* [REQUIRED WORK] Scan the lines below; pull out those with "detailed".

▬▬▬▬▬▬▬▬▬▬

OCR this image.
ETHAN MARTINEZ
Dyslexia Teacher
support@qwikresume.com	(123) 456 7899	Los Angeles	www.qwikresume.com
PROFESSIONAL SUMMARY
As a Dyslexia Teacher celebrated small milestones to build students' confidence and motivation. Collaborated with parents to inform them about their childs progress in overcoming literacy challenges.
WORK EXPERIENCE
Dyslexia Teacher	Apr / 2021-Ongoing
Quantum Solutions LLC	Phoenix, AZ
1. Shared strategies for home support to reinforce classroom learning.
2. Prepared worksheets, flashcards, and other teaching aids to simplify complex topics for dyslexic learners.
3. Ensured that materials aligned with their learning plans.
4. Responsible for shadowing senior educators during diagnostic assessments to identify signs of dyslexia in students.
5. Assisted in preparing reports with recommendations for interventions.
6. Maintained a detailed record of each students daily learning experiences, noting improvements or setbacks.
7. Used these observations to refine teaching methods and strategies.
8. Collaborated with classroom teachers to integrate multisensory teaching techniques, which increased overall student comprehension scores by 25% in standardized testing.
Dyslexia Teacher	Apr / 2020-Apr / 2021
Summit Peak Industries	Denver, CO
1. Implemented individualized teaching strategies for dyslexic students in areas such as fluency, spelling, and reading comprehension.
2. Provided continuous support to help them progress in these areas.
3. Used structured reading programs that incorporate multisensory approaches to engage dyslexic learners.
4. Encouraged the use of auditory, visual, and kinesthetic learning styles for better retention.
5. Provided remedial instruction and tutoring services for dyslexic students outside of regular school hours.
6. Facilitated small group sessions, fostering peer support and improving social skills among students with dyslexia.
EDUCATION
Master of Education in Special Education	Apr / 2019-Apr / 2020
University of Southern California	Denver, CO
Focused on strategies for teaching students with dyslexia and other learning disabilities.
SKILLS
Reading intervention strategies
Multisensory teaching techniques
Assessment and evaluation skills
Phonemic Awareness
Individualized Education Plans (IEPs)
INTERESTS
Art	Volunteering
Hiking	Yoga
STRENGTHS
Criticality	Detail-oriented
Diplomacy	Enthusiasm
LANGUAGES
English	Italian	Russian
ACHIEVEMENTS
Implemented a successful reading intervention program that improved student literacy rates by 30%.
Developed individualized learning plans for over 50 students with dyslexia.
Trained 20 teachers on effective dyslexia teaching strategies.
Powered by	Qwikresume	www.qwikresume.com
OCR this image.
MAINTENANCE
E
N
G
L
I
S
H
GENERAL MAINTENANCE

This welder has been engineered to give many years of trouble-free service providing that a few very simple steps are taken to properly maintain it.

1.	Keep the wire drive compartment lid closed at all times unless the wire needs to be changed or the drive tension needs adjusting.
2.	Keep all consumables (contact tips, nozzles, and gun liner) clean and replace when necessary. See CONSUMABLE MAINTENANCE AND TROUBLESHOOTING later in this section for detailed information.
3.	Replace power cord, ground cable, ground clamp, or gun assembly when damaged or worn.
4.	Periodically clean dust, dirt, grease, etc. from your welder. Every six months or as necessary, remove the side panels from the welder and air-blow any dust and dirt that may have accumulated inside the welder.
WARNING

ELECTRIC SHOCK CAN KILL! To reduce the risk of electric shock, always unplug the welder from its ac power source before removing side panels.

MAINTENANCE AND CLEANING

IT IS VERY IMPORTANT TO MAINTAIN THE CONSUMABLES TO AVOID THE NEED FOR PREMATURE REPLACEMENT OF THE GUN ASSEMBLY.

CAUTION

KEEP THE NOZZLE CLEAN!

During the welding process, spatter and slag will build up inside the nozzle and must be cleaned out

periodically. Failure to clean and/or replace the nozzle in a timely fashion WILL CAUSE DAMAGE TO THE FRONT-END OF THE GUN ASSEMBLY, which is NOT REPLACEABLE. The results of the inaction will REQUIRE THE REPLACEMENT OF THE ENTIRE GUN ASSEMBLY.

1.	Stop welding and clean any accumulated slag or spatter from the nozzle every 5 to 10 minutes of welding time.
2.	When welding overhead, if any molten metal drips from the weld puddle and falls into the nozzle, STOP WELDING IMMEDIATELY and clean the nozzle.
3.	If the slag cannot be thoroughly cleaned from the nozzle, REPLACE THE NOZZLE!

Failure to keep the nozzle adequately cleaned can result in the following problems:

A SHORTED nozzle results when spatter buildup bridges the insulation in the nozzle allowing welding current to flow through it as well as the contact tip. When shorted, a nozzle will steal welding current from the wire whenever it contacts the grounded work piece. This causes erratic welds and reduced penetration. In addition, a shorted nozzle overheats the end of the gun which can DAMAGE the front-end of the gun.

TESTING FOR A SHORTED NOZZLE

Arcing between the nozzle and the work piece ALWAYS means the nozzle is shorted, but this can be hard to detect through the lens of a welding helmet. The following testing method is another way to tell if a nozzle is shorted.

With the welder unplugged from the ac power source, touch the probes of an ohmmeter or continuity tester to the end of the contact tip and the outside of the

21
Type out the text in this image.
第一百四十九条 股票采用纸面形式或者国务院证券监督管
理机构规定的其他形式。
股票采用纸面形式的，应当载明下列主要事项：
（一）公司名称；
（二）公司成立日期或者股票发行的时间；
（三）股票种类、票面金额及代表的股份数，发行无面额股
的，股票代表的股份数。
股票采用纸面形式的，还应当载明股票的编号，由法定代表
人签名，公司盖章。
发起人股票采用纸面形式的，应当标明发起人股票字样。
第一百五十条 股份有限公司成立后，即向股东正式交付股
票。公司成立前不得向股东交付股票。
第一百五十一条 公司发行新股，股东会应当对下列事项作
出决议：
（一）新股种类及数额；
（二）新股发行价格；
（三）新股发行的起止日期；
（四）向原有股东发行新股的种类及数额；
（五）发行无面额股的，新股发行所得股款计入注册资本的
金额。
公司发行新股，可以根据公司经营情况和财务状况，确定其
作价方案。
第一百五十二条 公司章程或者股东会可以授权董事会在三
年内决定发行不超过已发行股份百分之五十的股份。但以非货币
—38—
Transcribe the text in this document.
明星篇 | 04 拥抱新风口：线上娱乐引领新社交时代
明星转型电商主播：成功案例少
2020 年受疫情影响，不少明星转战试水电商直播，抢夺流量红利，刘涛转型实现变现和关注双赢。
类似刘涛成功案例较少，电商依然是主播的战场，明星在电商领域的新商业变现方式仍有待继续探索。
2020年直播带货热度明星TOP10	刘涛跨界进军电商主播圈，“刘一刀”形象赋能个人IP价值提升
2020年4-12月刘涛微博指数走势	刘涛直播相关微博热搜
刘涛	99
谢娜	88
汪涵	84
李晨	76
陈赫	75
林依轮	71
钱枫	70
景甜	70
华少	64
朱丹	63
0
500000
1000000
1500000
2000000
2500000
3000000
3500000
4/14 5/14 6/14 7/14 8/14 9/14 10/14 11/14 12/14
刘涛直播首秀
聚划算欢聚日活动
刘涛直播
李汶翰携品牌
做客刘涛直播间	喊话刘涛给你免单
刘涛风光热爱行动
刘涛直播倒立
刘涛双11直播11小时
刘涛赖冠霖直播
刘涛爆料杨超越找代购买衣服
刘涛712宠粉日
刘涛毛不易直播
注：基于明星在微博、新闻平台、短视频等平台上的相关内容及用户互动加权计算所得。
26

▬▬▬▬▬▬▬▬▬▬

* [ANSWER IN FULL]
6. Maintained a detailed record of each students daily learning experiences, noting improvements or setbacks.
2.	Keep all consumables (contact tips, nozzles, and gun liner) clean and replace when necessary. See CONSUMABLE MAINTENANCE AND TROUBLESHOOTING later in this section for detailed information.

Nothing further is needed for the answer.